▶ Task directions
Give a count of the lines below that have the string "Battery" in them, with no other words.

(Source records)
━━━━

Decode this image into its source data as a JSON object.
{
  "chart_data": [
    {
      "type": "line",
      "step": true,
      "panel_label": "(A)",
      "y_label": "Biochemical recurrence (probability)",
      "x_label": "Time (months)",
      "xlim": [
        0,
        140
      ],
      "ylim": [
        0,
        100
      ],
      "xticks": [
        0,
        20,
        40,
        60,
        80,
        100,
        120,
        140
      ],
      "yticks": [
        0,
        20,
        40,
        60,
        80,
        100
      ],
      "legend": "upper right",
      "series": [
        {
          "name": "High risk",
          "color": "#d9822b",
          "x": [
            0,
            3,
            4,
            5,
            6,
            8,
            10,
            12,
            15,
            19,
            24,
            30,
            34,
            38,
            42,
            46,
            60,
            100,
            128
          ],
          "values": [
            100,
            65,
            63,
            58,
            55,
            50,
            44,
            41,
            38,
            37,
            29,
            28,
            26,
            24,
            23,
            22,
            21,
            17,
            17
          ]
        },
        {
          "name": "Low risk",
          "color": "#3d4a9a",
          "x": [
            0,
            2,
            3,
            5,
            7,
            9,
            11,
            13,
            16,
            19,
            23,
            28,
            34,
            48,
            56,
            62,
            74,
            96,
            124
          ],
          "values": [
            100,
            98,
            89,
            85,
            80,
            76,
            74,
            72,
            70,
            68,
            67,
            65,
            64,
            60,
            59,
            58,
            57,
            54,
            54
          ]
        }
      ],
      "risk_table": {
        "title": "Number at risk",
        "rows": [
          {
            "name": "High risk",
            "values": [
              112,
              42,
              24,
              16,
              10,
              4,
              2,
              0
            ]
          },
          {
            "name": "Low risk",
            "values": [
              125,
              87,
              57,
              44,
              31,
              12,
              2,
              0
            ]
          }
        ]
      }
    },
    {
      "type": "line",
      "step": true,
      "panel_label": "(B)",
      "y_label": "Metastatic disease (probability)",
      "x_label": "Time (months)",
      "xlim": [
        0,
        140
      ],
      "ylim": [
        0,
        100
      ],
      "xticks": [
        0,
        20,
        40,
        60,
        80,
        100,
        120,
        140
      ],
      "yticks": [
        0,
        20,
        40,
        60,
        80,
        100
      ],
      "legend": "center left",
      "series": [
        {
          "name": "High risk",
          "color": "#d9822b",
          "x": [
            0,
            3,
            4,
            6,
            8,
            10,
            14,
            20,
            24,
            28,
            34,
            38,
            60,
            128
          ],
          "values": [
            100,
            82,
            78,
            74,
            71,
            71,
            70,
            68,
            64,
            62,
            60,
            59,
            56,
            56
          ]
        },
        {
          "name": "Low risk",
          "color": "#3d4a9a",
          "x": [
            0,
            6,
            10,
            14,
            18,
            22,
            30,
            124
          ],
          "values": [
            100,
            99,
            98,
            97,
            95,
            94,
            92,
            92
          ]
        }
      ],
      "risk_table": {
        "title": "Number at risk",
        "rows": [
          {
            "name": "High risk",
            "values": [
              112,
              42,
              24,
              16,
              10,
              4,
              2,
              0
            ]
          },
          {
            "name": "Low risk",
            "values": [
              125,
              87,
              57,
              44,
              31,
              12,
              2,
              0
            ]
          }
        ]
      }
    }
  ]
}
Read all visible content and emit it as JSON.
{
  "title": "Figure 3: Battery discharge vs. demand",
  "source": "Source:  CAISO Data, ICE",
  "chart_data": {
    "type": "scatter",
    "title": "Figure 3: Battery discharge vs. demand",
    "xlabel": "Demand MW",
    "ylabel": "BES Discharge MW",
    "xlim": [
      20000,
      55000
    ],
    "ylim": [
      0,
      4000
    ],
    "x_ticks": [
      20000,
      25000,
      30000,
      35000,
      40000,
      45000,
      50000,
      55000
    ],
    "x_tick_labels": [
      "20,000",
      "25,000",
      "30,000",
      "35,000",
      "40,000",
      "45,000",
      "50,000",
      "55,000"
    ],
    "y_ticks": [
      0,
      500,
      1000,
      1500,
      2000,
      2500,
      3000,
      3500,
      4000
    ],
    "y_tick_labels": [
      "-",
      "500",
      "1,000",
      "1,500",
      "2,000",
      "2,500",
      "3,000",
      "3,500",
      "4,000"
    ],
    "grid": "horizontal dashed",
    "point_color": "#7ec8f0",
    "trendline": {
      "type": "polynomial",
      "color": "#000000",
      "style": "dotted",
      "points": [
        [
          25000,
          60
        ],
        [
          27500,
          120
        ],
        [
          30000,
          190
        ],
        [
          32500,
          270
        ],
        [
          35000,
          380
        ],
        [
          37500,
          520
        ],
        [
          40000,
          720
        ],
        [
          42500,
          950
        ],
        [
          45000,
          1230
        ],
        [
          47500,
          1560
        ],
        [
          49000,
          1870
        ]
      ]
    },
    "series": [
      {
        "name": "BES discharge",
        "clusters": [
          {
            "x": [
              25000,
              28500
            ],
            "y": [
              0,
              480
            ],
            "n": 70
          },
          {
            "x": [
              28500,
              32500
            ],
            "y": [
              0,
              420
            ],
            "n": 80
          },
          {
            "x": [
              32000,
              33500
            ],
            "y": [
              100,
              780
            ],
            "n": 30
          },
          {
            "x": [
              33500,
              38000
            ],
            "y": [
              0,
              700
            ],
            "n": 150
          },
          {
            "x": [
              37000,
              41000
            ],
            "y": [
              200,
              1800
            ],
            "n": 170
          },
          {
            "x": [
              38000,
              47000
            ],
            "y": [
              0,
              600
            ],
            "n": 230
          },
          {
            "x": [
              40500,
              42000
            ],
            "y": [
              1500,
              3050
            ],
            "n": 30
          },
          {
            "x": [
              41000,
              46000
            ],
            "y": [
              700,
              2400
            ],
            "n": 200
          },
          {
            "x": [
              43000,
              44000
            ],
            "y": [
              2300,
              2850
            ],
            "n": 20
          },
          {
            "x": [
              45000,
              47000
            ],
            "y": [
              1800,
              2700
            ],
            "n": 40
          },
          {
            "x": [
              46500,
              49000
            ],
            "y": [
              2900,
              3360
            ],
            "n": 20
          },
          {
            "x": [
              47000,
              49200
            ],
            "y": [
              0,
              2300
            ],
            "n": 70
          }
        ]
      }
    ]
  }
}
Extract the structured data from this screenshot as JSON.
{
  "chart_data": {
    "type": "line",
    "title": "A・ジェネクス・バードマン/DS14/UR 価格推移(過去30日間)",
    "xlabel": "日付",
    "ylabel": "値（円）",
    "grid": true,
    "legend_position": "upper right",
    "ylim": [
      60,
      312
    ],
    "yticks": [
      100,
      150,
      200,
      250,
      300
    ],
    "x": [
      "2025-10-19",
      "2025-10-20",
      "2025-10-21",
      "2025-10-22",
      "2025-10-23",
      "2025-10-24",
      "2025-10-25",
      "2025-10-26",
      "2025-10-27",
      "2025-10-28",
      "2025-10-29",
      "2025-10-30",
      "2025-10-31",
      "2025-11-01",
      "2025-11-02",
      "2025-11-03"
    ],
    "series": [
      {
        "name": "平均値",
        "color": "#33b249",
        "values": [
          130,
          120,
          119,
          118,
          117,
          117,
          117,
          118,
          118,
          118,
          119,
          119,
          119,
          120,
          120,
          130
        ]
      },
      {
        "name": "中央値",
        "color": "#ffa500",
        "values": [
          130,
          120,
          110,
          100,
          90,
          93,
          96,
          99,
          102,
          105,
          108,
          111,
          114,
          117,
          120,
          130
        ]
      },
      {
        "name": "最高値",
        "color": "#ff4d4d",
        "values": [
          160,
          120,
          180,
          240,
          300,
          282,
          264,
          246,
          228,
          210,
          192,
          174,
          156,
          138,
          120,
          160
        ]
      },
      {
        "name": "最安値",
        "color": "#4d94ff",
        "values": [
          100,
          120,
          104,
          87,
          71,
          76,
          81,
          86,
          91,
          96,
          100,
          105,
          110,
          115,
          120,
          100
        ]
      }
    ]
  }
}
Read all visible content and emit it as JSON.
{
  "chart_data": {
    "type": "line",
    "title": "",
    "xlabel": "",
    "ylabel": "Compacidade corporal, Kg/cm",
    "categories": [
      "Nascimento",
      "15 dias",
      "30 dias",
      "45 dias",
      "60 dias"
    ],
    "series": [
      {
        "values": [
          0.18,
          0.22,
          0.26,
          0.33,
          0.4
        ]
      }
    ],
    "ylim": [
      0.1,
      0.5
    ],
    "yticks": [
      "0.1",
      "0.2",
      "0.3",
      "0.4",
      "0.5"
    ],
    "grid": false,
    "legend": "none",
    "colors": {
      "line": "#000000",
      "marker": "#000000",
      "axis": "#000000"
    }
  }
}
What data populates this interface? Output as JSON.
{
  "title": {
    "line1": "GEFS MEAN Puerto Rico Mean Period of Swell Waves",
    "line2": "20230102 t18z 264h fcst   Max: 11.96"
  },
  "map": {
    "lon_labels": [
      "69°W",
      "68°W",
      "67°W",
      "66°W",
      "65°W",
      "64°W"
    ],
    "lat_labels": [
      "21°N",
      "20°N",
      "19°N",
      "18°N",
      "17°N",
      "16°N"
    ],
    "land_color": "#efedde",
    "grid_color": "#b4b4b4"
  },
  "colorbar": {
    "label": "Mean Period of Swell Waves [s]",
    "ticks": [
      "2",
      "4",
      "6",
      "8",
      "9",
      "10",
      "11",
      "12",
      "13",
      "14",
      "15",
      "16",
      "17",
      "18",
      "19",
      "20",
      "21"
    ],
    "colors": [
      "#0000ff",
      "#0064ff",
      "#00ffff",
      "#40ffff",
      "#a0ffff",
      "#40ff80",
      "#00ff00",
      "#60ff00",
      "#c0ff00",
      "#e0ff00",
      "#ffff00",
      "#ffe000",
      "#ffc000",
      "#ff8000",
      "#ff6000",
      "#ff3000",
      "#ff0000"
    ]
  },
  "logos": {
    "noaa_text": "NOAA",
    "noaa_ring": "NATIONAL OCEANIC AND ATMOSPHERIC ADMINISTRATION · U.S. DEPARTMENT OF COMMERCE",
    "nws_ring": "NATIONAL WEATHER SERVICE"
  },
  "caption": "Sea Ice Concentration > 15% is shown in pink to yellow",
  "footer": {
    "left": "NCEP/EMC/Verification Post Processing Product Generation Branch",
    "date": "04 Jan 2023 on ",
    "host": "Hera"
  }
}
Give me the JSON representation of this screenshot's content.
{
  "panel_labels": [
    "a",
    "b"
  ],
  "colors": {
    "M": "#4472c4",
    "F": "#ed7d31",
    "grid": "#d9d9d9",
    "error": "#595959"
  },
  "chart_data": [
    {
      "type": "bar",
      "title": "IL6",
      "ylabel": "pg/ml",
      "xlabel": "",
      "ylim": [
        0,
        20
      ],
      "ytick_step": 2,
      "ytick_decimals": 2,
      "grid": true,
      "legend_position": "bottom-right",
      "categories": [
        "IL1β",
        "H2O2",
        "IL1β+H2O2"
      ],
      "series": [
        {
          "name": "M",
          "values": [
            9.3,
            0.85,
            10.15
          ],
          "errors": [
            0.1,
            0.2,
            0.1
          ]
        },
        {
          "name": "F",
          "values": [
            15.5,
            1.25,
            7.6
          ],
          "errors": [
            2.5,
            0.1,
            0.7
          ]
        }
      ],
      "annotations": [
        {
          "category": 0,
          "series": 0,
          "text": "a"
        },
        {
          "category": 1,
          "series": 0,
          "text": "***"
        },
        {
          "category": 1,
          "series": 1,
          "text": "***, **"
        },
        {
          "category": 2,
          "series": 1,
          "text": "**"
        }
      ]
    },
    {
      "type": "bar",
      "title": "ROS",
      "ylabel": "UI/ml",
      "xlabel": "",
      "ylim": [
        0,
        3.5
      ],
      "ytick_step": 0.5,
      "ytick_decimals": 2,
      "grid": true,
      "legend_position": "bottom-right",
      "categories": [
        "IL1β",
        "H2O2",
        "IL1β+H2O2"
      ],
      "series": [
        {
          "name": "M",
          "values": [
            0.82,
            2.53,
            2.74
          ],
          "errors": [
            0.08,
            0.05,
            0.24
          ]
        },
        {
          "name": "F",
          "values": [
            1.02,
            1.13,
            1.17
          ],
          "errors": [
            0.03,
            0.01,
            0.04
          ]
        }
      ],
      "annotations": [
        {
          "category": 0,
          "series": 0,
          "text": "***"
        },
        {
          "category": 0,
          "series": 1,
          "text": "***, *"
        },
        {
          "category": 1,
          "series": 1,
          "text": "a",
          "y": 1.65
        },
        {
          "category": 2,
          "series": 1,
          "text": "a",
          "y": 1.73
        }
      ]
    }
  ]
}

━━━━

▶ Solved exercise
2